Text segment -
===============

5. The next question we have to consider is what weight should be attached to these confessions against the accused making them, Mr. Thakor has urged that there is internal evidence in the confessions that at any rate some of their contents are untrue. Both confessions refer to the pelting of stones at the scene of offence, but there is no evidence in the Panchnama of the scene of offence that any stones were found lying there. I am not inclined to attach much importance to the absence of positive evidence to corroborate this part of the confessions. Mr. Thakor has further relied on the point that in the confession of accused No. 10 only accused Nos. 3, 18 and 20 of those convicted are implicated. A confession, in my opinion, in order to be relied upon need not make a clean breast of all the details in connection with the crime, but if the Court is satisfied that it has been voluntarily made, it may take into consideration such parts of it as it may by itself or in the light of the other evidence in the case consider to be true. Mr. Thakor has further relied upon the point that neither of the two confessing accused implicates himself in the commission of the murder of Mandeppa and Yemanurappa, but implicates himself to the extent only of having taken part in the beating and the robbery which took place. If the accused took part in beating Mandeppa, Yemanurappa and Basawa they would be liable for the natural and probable consequences of such act. Whether the part they took in the com- mission of the crime would or would not amount to the offence of murder or grievous hurt would be a matter of law for the Court to determine in the light of the evidence and the surrounding circumstances as well as their confessions.

6. In Queen-Empress v. Basvanta I.L.R(1894) . 19 Bom. 728 our Court has held that a retracted confession, if proved to be voluntarily made, can be acted upon along with the other evidence in the case, and that there is no rule of law that the retracted confession must be supported by independent reliable evidence corroborating it in material particulars, The use to be made of such a confession, it is observed, is a matter of prudence rather than of law. In Queen-Empress v. Gangia I.L.R(1898). 23 Bom. 316 our Court, following the decision in Queen-Empress v. Gharya, again held that there is no rule of law that a retracted confession cannot be treated as evidence unless it is corroborated in material particulars by independent reliable evidence.

7. In Queen-Empress v. Basvanta . 2 Bom. L.R. 761 our Court has held that the law in India is not identical with the law in England on the relevancy and admissibility of confessions and that a mere subsequent retraction of a confession is not enough in all cases to make it appear to have been unlawfully induced. The earliest ruling of our Court on this point is to be found in Queen-Empress v. Balya Dagdul (1898) Unrep. Cr. C. 952 to which a reference is made in Queen-Empress v; Basvanta 2 Bom. L.R. 761 . According to that ruling a confession to be admitted at all in evidence must be proved to have been made voluntarily; and when it is admitted in evidence it has to be dealt with like any other piece of evidence and acted on only if it is believed to be true. A confession, it is observed, though made voluntarily by an accused person before a Magistrate and subsequently retracted is sufficient by itself to justify a Sessions Court to act upon it. To the same effect is the ruling of the Madras High Court in Queen-Empress v. Raman I.L.R(1897) . Mad. 83.

===============

Stored data -
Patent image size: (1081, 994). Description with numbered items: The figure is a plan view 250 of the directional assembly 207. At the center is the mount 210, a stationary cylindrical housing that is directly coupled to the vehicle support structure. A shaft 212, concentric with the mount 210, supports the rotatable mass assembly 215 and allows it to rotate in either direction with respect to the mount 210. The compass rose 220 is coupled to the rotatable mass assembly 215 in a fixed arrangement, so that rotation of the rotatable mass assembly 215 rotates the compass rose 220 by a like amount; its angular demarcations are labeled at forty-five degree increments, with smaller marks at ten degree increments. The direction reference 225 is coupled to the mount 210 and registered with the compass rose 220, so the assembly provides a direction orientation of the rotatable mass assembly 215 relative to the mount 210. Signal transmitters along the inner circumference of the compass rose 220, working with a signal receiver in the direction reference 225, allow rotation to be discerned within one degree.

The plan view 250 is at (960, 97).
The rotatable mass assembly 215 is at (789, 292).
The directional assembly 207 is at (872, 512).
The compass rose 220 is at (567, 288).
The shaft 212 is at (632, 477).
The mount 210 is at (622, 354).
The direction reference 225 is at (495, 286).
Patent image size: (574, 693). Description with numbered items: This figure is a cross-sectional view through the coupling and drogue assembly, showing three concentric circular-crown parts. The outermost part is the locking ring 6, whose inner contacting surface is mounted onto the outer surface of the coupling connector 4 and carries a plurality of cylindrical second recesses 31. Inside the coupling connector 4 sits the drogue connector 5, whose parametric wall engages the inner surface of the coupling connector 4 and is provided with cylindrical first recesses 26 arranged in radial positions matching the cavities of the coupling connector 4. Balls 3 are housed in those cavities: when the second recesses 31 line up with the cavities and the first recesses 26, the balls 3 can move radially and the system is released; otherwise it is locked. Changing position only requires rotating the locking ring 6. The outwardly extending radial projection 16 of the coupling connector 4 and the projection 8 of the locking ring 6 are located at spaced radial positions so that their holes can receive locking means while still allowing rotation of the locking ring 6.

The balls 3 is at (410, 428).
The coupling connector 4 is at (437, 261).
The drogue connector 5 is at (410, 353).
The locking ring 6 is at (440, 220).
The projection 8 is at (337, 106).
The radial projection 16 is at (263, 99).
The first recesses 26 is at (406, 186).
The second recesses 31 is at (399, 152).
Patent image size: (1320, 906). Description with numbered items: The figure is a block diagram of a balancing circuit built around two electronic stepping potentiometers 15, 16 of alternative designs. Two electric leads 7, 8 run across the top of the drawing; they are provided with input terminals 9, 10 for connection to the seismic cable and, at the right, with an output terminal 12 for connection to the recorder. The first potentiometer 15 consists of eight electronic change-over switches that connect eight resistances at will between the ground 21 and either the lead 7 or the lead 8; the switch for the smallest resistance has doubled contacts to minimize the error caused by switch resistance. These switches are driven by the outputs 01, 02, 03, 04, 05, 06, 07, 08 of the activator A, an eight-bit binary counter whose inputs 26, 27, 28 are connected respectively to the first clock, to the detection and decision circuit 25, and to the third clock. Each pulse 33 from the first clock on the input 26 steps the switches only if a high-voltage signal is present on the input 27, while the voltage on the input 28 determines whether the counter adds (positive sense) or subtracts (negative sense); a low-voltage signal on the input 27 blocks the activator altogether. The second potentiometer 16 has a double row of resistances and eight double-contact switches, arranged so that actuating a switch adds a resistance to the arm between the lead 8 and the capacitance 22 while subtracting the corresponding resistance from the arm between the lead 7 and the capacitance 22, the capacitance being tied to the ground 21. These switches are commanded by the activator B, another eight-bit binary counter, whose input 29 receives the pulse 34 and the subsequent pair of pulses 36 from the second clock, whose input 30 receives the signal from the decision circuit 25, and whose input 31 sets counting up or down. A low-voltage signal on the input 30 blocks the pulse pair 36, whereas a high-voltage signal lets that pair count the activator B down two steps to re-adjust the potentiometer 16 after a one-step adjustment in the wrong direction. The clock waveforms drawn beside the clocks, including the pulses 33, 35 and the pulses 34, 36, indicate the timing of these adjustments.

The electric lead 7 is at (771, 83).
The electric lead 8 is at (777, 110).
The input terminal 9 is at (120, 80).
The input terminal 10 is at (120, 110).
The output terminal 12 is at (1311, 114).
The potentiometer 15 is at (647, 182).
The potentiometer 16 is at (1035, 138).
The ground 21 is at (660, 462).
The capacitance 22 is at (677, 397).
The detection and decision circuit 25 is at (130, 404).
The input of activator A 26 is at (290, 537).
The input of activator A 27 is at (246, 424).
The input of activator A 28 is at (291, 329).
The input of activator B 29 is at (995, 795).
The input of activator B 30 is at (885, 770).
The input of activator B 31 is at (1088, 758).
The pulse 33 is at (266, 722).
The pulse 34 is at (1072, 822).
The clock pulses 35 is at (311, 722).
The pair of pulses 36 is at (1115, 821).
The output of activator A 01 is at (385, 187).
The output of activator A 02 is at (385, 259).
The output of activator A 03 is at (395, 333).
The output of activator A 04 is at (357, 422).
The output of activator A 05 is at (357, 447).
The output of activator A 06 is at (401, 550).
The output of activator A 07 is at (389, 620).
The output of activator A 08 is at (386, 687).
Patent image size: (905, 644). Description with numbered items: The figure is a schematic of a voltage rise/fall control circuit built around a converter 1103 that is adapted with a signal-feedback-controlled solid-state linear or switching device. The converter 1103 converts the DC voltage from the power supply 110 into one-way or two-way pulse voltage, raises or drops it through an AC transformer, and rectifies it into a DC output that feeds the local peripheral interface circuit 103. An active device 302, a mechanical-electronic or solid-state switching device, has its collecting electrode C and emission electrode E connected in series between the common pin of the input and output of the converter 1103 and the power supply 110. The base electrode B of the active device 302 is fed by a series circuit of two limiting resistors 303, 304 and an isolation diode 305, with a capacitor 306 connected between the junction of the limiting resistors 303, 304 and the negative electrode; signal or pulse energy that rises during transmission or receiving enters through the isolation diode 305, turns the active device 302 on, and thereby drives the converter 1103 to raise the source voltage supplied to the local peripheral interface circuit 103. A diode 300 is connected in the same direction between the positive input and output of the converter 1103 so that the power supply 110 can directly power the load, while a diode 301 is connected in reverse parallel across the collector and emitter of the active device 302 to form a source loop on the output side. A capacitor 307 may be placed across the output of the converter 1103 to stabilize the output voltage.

===============

Exercise set -
[a] Using the excerpt on confessions, answer these questions on separate lines marked (i), (ii) and (iii):
(i) What detail mentioned in both confessions is not supported by the Panchnama of the scene of offence?
(ii) Which of the convicted accused are implicated in the confession of accused No. 10?
(iii) According to Queen-Empress v. Basvanta, I.L.R. 19 Bom. 728, the use to be made of a retracted confession is a matter of what rather than of law?
[b] Summarize the excerpt on confessions in two sentences.
[c] Carry on the excerpt on confessions from the point where it stops.

Task results -
[a]
(i) The pelting of stones, since the Panchnama has no evidence that any stones were found lying there.
(ii) Accused Nos. 3, 18 and 20.
(iii) Prudence.

[b] The excerpt weighs two confessions and holds that a voluntary confession need not give every detail of the crime, and that accused who took part in the beating are liable for its natural and probable consequences. It then cites rulings of the Bombay court, and one of the Madras High Court to the same effect, holding that a retracted confession proved to be voluntary may be acted upon and that no rule of law requires independent corroboration.

[c]
8. Reliance is placed on behalf of the accused Nos. 9 and 10 on the case of Emperor v. Azimyddin (1920) Cr. L.J. 638 where a Divisional Bench of the Allahabad High Court held that a statement by an accused person not recorded in strict compliance with the rules for recording confessions, and without asking any incidental questions to test the voluntariness and genuineness of the confession, and which was wanting in considerable details and only contain- Vi ed matters which could have been easily got from the investigation made by the police, and which was uncorroborated and withdrawn at the earliest opportunity, could not be regarded as a voluntary and genuine confession upon which to base a conviction. That case in my opinion governs its own facts which were materially different from those with which we have here to deal.

9. The confessions of accused Nos. 9 and 10 are corroborated in one material particular by the evidence of Hanma Fakirappa, namely that they were among the persons who had assembled at the temple prior to the commission of the dacoity. The evidence of Hanma has been impeached on the ground that he is an omnibus witness who speaks to having seen all the accused except accused No. 6 at the temple on the evening of the offence. There is no sufficient reason shown why the evidence of Hanma should be doubted that he saw accused Nos. 9 and 10 among those who had assembled at the temple on this occasion, In my opinion the convictions of both accused Nos. 9 and 10 can be sustained on the strength of their own confessions and the corroboration those confessions have received in a material particular by the evidence of Hanma.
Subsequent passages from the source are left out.